*Required task*. Return all lines that include the string "violins".

[Dataset listings of figures]
————
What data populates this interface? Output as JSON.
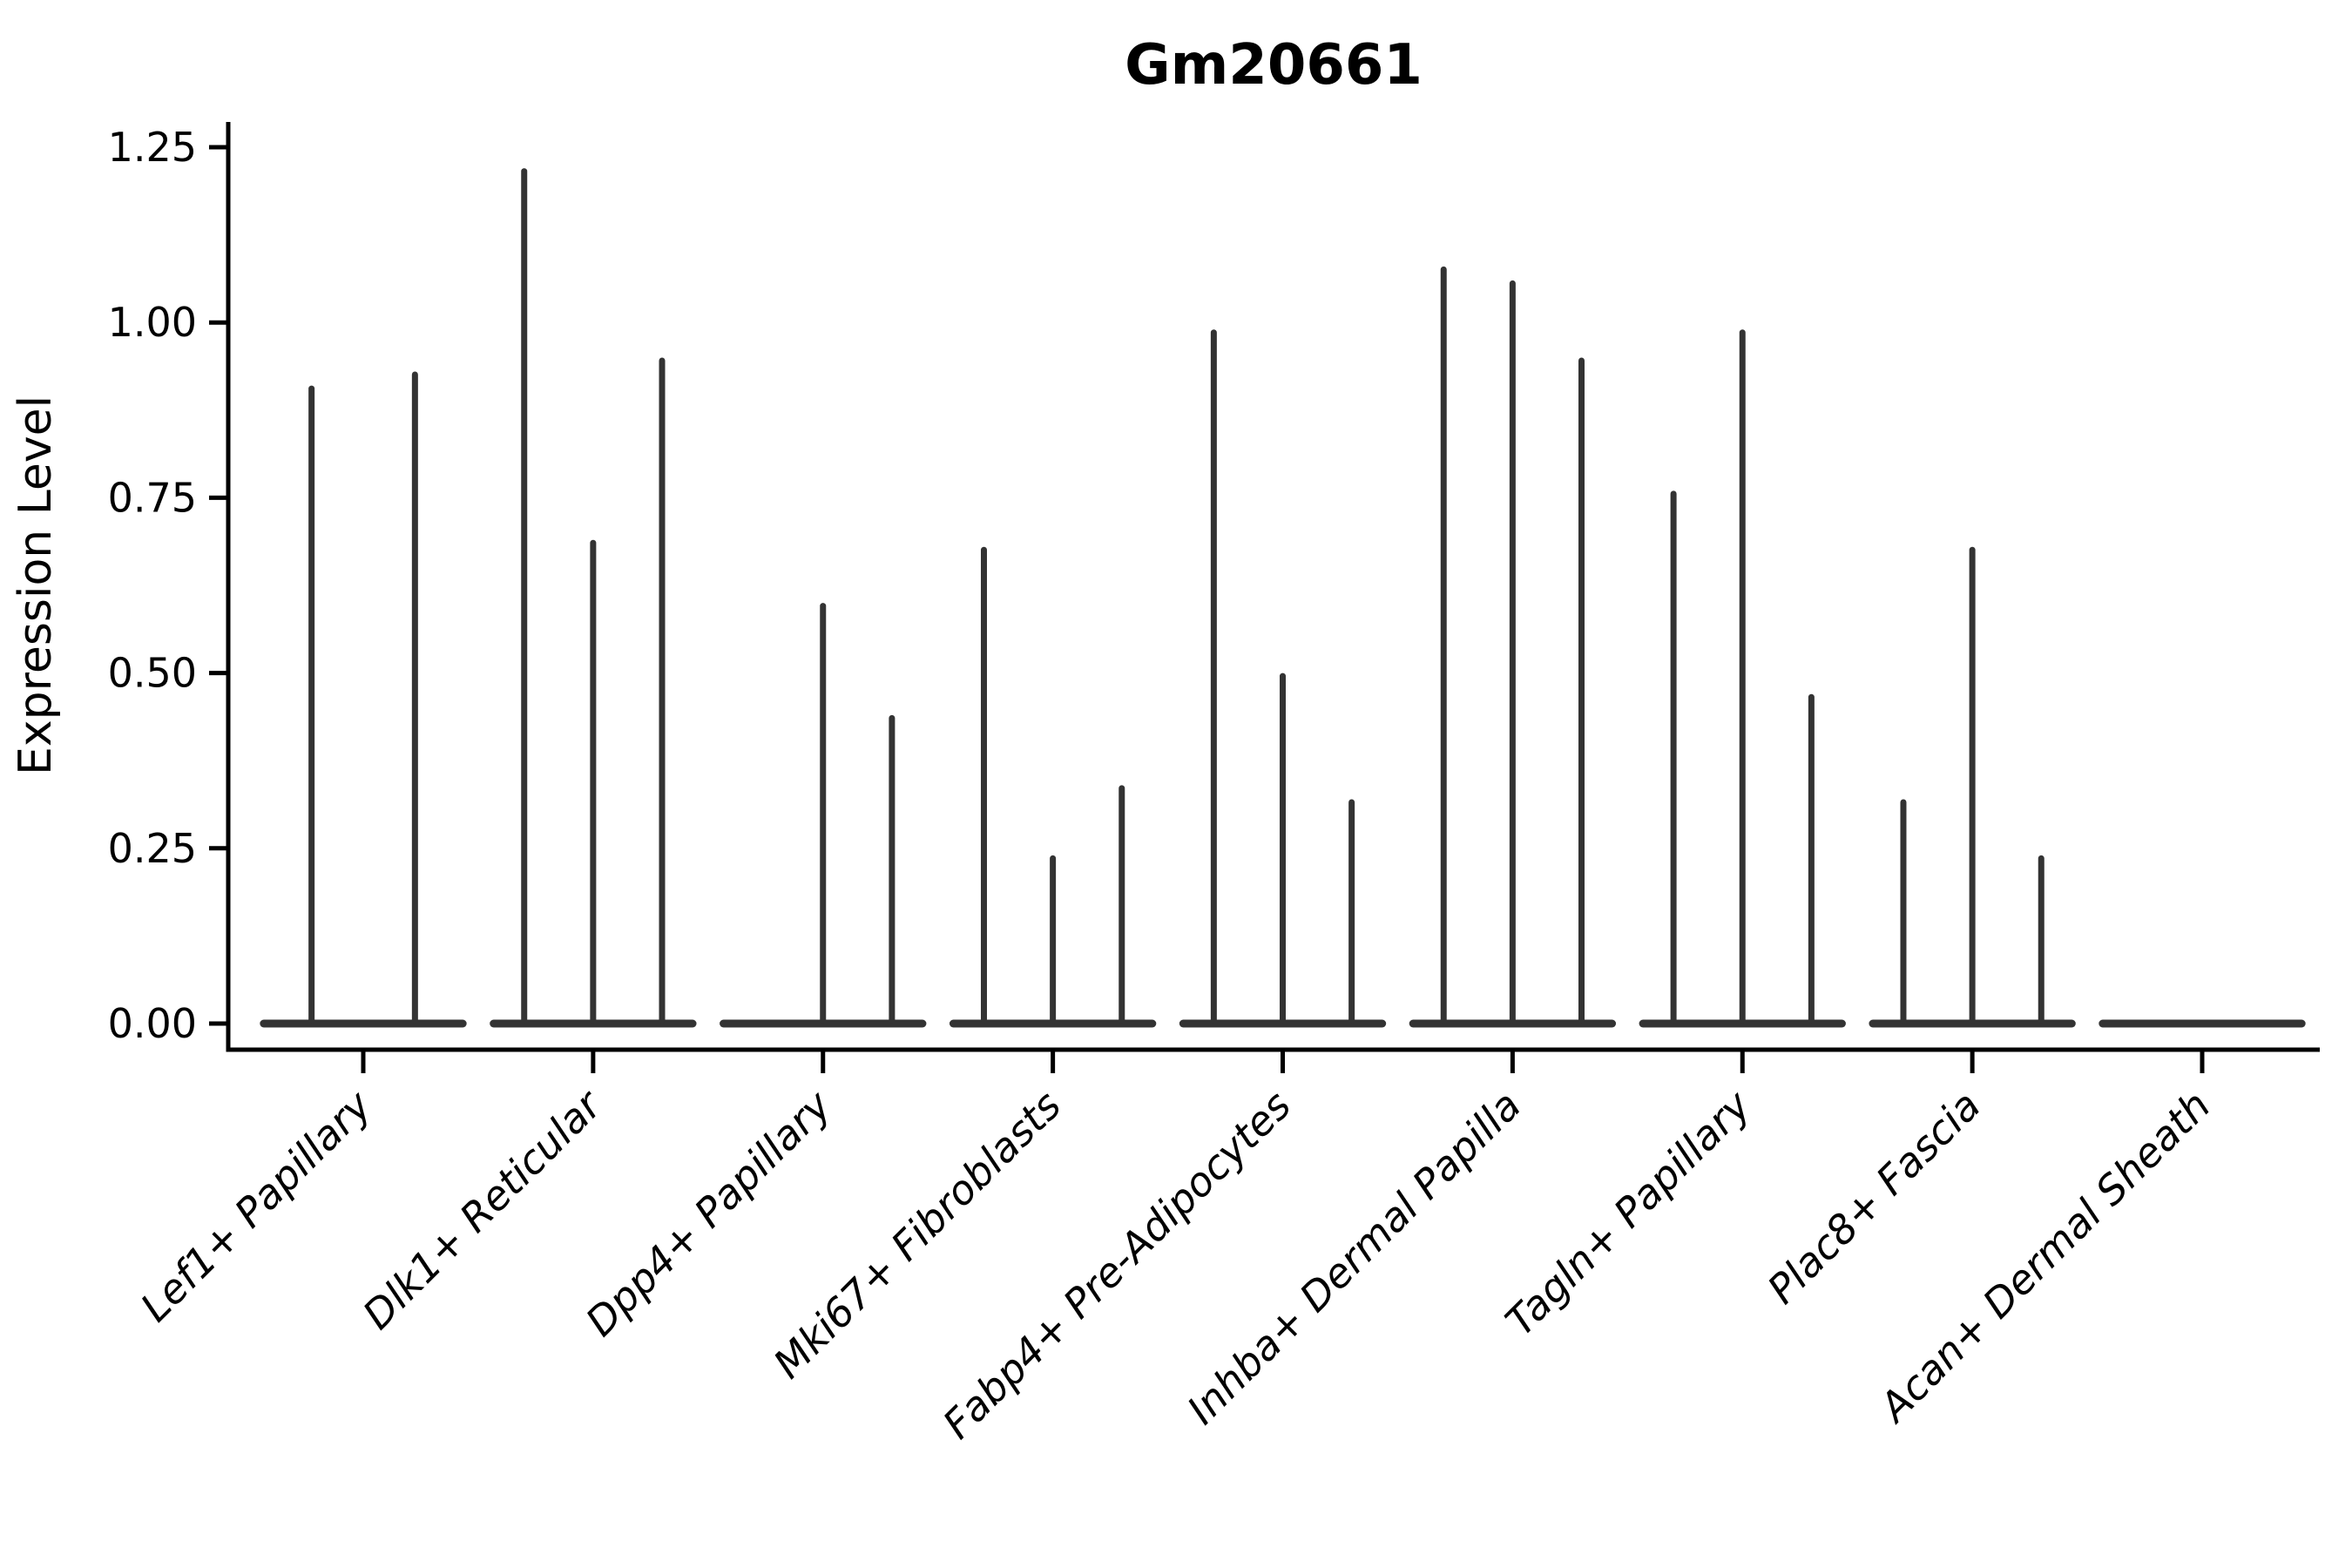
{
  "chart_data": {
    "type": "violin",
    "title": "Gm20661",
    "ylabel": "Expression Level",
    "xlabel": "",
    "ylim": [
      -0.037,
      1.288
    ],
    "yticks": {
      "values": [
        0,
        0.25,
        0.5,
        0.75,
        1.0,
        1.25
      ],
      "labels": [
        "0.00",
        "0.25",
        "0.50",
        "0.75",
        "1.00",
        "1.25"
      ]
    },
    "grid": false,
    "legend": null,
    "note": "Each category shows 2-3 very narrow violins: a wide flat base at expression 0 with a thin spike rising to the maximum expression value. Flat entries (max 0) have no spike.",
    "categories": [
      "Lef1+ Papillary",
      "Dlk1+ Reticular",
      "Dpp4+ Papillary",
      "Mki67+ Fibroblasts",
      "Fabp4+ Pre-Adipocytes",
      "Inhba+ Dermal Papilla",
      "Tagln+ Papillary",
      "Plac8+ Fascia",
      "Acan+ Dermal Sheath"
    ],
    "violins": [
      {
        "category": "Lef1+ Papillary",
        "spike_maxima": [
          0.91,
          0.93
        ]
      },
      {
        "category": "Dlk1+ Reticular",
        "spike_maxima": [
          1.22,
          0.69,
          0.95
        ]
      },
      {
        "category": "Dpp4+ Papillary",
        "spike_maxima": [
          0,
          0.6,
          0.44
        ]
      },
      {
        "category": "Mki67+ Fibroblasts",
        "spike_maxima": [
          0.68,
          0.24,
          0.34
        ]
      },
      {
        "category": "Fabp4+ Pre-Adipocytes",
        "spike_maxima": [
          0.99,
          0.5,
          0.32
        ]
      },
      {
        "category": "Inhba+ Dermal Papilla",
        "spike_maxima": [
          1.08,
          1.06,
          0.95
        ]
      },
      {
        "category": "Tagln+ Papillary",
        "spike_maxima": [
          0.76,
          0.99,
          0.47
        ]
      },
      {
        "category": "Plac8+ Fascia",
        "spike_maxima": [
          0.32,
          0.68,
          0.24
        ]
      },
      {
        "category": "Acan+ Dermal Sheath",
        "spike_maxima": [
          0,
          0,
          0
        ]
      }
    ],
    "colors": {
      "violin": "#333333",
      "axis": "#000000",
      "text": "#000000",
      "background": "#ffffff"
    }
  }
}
————
*Solution for this task*.
    "note": "Each category shows 2-3 very narrow violins: a wide flat base at expression 0 with a thin spike rising to the maximum expression value. Flat entries (max 0) have no spike.",
    "violins": [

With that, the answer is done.